» Aim of the exercise
Drop the pictures from the entries below, then reproduce the rest exactly.

(Items from a figure collection)
########################################

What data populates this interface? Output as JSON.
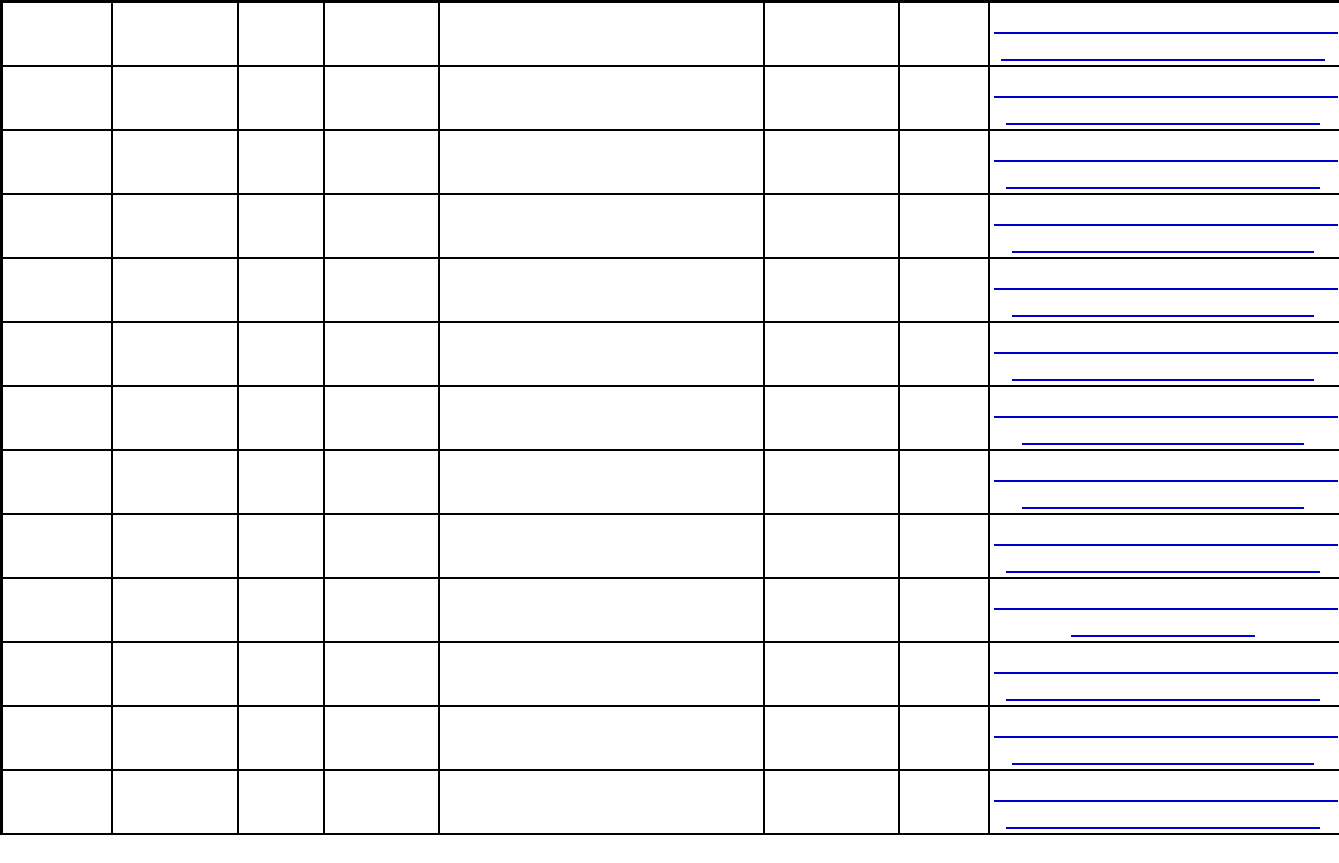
{
  "table": {
    "row_count": 13,
    "column_count": 8
  },
  "colors": {
    "border": "#000000",
    "link": "#0000cc"
  }
}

########################################

» Exercise output
What data populates this interface? Output as JSON.
{
  "table": {
    "row_count": 13,
    "column_count": 8
  },
  "colors": {
    "border": "#000000",
    "link": "#0000cc"
  }
}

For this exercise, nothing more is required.